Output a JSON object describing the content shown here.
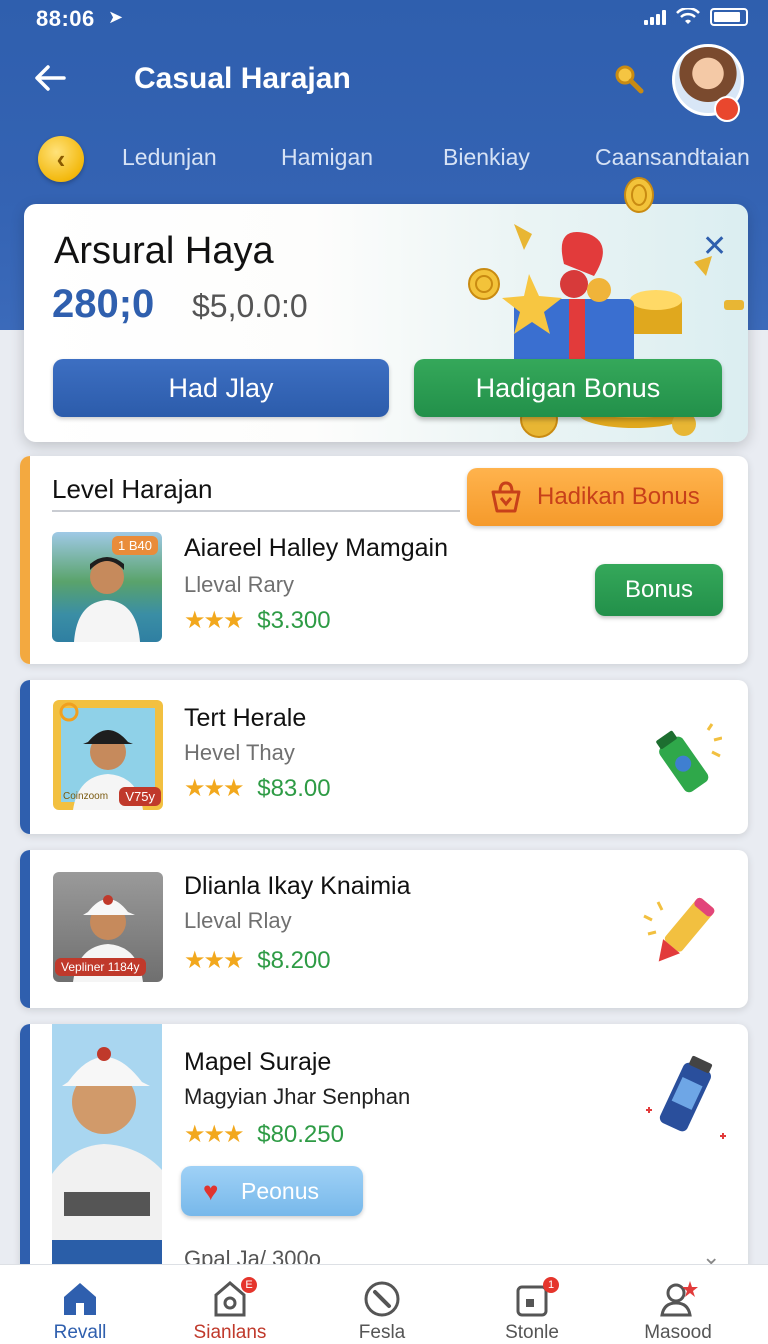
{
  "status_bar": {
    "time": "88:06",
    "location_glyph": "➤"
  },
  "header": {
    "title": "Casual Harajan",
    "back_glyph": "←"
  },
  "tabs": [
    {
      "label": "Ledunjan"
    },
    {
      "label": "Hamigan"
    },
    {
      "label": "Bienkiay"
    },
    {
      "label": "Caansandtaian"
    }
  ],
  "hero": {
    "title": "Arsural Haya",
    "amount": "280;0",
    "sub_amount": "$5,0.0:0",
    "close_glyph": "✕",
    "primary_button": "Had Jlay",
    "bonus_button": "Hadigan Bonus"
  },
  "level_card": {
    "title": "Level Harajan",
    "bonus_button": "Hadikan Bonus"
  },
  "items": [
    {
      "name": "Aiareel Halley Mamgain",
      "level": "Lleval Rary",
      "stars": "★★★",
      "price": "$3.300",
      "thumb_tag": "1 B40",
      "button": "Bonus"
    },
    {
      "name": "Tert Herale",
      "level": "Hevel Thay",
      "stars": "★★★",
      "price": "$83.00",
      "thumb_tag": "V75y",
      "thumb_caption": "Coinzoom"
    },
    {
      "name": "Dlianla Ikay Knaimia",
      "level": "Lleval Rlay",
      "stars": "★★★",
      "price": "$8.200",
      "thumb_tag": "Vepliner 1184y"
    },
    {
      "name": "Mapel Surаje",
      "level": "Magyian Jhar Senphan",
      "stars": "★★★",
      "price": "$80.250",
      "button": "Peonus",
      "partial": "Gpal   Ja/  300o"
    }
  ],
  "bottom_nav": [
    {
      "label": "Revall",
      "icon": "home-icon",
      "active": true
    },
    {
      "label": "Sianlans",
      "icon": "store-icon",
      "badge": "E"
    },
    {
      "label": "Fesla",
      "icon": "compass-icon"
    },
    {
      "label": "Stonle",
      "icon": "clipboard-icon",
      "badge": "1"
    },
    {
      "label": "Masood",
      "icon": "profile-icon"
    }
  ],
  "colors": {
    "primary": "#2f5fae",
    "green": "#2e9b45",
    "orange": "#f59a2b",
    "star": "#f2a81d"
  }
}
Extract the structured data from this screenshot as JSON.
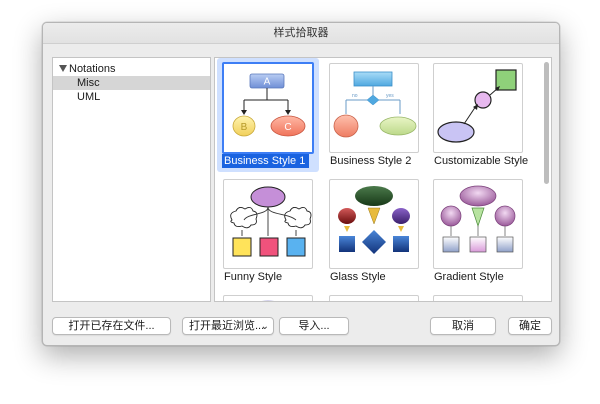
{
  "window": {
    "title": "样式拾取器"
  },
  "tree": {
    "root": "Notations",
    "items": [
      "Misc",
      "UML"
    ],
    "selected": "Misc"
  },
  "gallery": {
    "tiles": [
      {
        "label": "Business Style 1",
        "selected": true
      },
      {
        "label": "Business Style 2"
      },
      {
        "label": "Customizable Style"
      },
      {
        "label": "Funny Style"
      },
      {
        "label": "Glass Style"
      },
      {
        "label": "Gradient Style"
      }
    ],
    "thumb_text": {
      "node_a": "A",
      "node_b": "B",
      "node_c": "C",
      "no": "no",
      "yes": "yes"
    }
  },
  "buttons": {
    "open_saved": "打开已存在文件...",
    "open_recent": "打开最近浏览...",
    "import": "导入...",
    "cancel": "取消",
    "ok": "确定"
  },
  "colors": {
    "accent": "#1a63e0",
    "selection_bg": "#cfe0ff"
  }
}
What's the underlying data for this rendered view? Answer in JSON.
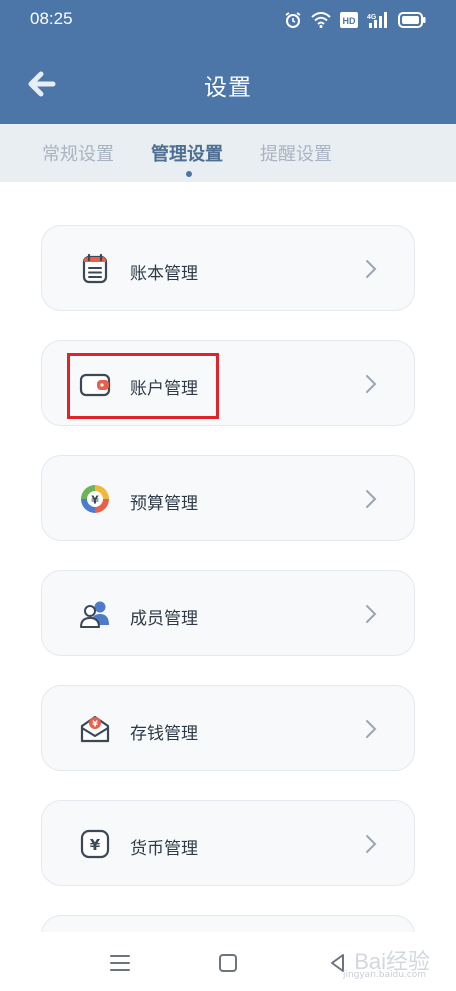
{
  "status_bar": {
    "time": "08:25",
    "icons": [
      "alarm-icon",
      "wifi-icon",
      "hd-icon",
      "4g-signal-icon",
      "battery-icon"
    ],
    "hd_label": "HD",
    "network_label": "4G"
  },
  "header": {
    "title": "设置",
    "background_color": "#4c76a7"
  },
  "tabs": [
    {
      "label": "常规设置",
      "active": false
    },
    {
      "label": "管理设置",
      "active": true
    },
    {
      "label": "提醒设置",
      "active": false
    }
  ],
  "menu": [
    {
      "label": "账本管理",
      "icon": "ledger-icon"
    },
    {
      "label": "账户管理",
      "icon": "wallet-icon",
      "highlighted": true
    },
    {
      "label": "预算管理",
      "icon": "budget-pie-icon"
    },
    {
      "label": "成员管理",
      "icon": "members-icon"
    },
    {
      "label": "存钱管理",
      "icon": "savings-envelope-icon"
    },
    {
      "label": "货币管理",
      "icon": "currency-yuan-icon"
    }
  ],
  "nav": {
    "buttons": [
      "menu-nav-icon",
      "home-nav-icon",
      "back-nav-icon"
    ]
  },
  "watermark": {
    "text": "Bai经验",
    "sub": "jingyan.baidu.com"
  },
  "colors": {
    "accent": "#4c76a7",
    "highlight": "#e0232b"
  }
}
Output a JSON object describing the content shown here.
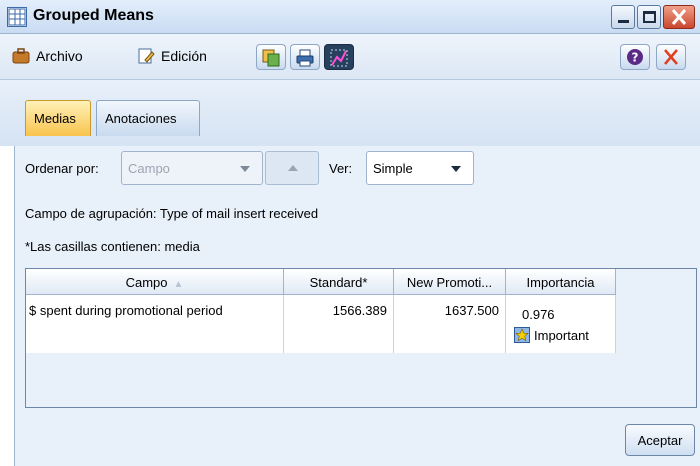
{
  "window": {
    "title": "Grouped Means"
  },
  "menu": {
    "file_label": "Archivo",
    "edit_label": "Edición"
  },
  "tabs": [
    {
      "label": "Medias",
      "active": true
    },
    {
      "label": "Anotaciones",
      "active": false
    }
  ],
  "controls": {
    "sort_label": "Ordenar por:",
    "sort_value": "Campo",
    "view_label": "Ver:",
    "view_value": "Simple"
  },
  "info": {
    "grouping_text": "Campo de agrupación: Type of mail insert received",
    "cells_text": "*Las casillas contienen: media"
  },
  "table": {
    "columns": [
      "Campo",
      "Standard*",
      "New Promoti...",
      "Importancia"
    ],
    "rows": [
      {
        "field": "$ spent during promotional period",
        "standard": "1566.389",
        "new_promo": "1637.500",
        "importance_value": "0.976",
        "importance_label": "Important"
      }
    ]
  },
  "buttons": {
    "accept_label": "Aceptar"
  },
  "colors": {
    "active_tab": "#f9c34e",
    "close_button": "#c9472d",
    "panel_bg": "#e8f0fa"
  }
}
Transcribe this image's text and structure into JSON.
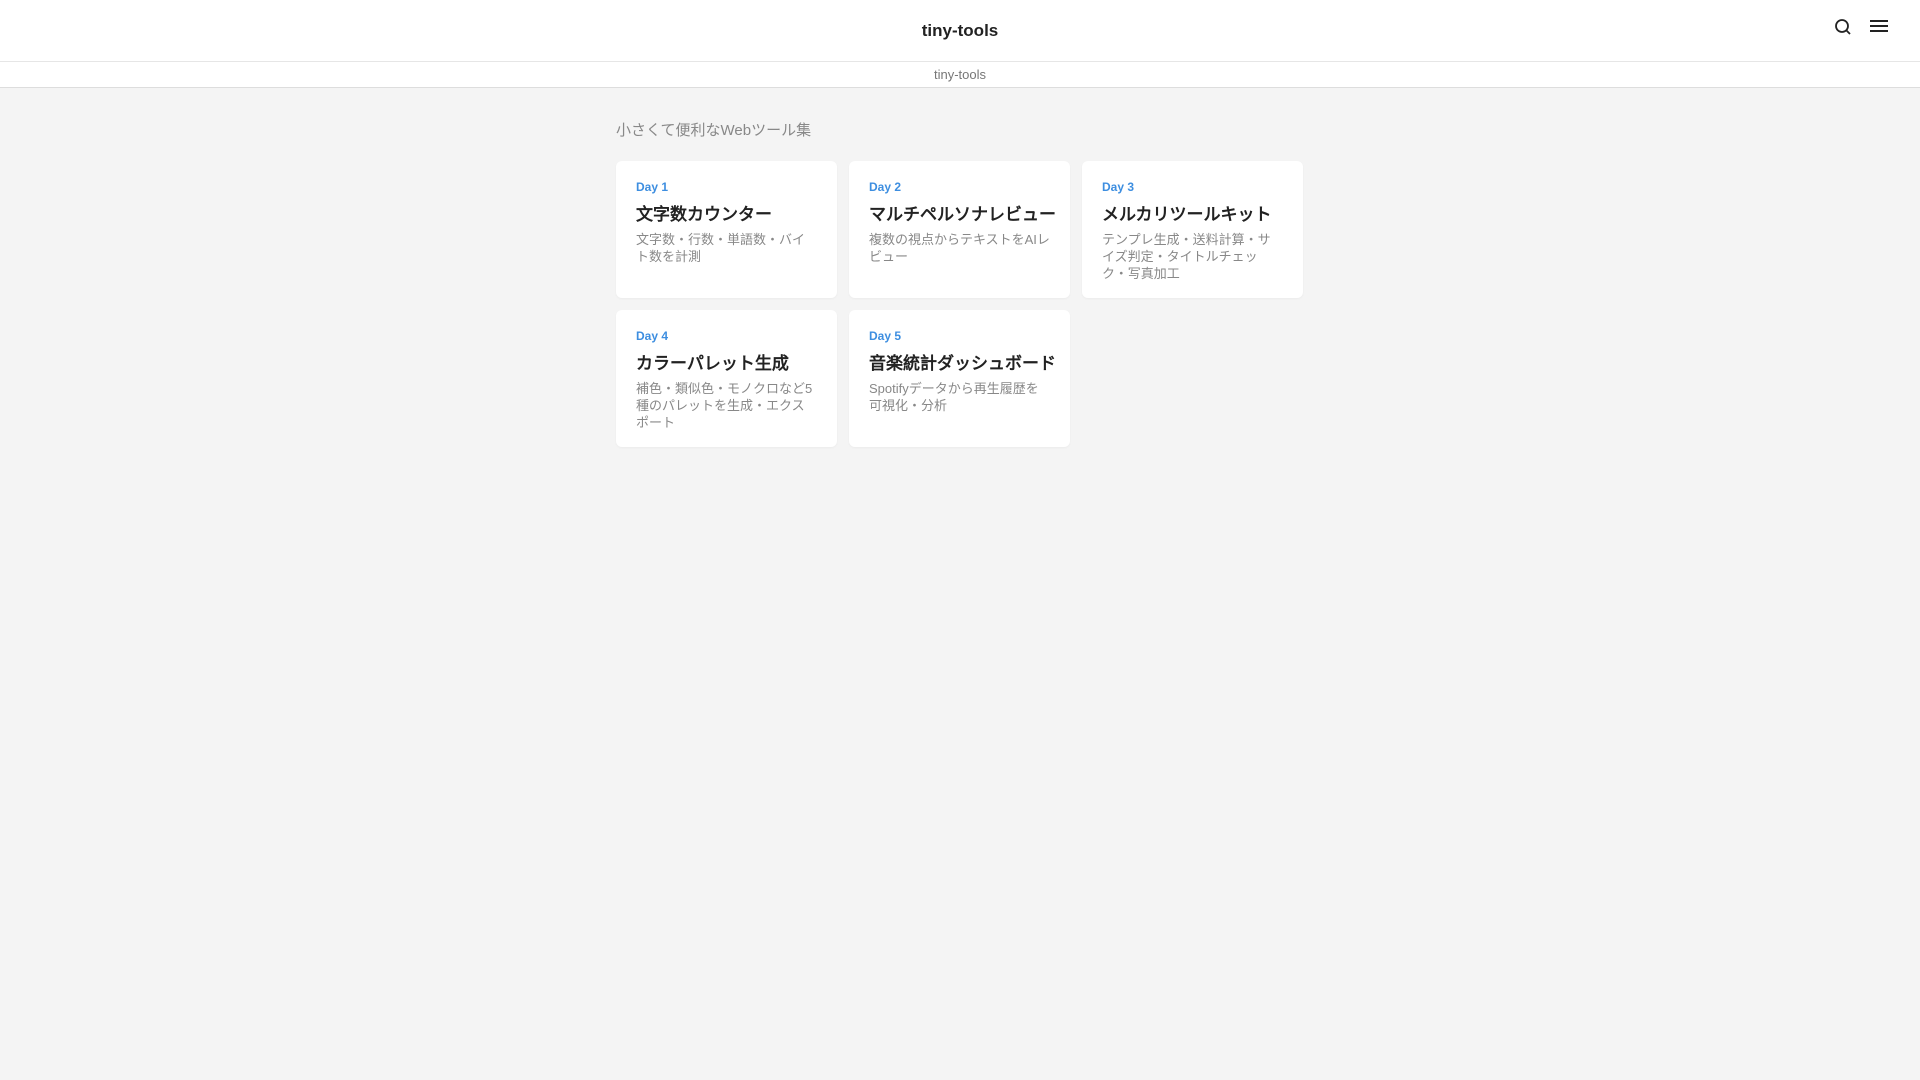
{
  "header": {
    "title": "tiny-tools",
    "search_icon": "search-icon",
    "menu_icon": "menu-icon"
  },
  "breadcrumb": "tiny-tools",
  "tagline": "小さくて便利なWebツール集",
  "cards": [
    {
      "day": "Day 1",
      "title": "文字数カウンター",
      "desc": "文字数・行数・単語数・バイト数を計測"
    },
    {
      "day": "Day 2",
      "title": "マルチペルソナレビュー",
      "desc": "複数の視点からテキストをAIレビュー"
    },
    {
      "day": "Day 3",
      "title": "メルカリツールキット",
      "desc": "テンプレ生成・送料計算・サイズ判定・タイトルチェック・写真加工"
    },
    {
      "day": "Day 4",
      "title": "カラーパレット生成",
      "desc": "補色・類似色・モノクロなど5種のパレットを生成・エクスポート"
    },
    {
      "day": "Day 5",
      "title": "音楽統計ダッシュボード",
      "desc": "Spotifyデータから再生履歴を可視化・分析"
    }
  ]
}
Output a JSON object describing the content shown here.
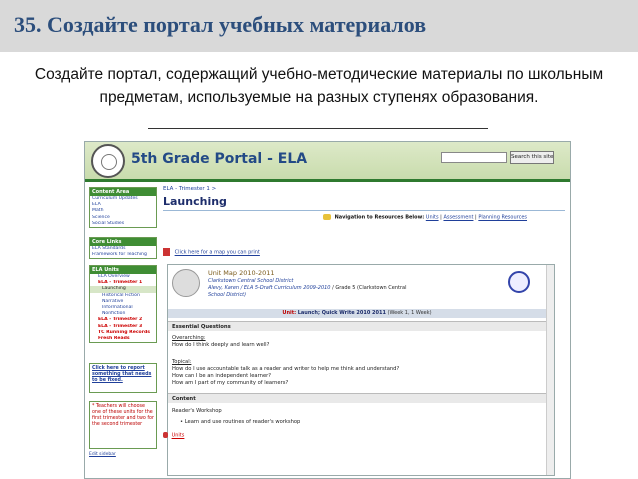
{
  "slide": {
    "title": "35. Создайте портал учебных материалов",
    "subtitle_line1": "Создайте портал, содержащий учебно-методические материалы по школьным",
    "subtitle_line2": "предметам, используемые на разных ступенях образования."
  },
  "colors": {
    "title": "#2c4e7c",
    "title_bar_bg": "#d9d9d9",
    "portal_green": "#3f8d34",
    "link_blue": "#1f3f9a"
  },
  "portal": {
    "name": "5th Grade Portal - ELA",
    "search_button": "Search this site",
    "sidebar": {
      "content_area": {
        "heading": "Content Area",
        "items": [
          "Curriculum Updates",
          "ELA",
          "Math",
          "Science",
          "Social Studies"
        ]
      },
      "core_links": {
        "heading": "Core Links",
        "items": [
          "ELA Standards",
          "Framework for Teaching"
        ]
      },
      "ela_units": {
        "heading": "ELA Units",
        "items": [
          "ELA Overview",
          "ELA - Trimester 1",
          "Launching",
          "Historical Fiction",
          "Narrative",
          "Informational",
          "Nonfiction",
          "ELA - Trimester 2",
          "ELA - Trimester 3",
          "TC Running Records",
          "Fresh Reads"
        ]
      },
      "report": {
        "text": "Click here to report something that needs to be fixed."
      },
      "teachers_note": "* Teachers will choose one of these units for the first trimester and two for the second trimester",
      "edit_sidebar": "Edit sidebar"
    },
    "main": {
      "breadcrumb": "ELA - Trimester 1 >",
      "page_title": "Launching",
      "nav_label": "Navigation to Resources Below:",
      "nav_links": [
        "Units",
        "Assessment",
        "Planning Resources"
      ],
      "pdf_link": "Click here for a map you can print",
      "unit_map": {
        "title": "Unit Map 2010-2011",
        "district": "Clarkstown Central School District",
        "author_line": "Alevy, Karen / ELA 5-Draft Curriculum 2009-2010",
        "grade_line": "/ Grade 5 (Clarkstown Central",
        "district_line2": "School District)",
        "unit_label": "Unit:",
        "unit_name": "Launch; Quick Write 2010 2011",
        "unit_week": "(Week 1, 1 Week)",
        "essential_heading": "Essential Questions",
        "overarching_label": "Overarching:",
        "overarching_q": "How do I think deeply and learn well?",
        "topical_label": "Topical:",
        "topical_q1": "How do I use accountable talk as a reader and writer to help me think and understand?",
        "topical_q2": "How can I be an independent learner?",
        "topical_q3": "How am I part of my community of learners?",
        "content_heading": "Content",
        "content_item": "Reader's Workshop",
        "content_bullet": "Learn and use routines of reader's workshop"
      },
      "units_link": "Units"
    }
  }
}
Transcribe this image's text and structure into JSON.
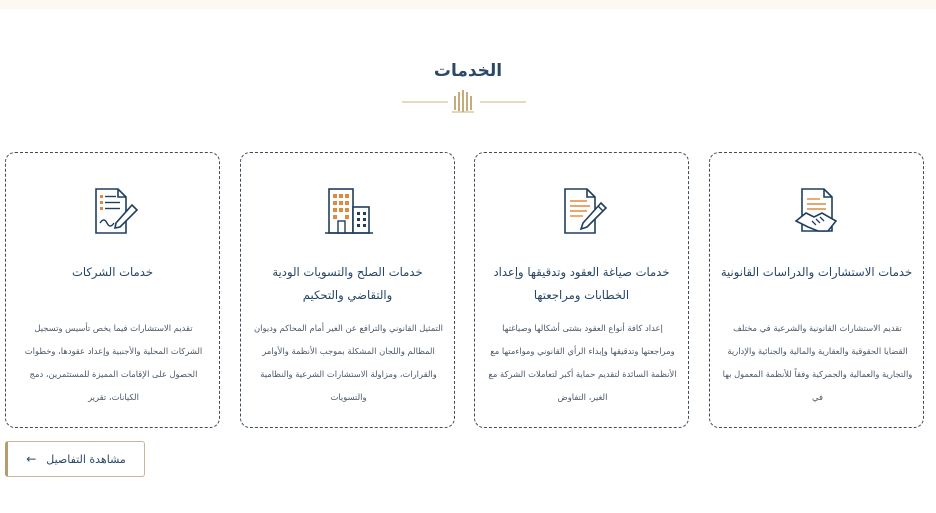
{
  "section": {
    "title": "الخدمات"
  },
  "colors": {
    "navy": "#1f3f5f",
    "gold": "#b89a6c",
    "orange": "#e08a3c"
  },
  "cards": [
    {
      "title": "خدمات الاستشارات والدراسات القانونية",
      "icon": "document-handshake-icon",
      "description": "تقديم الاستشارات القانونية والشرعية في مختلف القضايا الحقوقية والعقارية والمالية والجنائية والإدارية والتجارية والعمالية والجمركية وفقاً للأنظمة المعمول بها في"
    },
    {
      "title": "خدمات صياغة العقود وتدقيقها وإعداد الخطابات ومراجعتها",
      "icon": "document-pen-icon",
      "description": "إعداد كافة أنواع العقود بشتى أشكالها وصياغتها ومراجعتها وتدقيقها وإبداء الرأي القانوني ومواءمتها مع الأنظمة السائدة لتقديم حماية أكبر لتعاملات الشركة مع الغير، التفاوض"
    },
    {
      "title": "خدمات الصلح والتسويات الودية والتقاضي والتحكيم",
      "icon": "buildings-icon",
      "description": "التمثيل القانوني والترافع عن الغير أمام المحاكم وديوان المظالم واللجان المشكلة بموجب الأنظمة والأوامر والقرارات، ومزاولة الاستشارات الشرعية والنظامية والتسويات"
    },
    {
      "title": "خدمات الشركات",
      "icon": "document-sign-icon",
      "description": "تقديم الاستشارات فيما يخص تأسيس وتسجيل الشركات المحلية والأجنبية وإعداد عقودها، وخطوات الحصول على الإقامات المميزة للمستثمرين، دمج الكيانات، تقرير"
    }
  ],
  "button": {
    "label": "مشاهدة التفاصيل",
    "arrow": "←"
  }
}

§ DIRECTIVE
Collect each line containing the string "Lleval".

§ RIGHT ANSWER
      "level": "Lleval Rary",
      "level": "Lleval Rlay",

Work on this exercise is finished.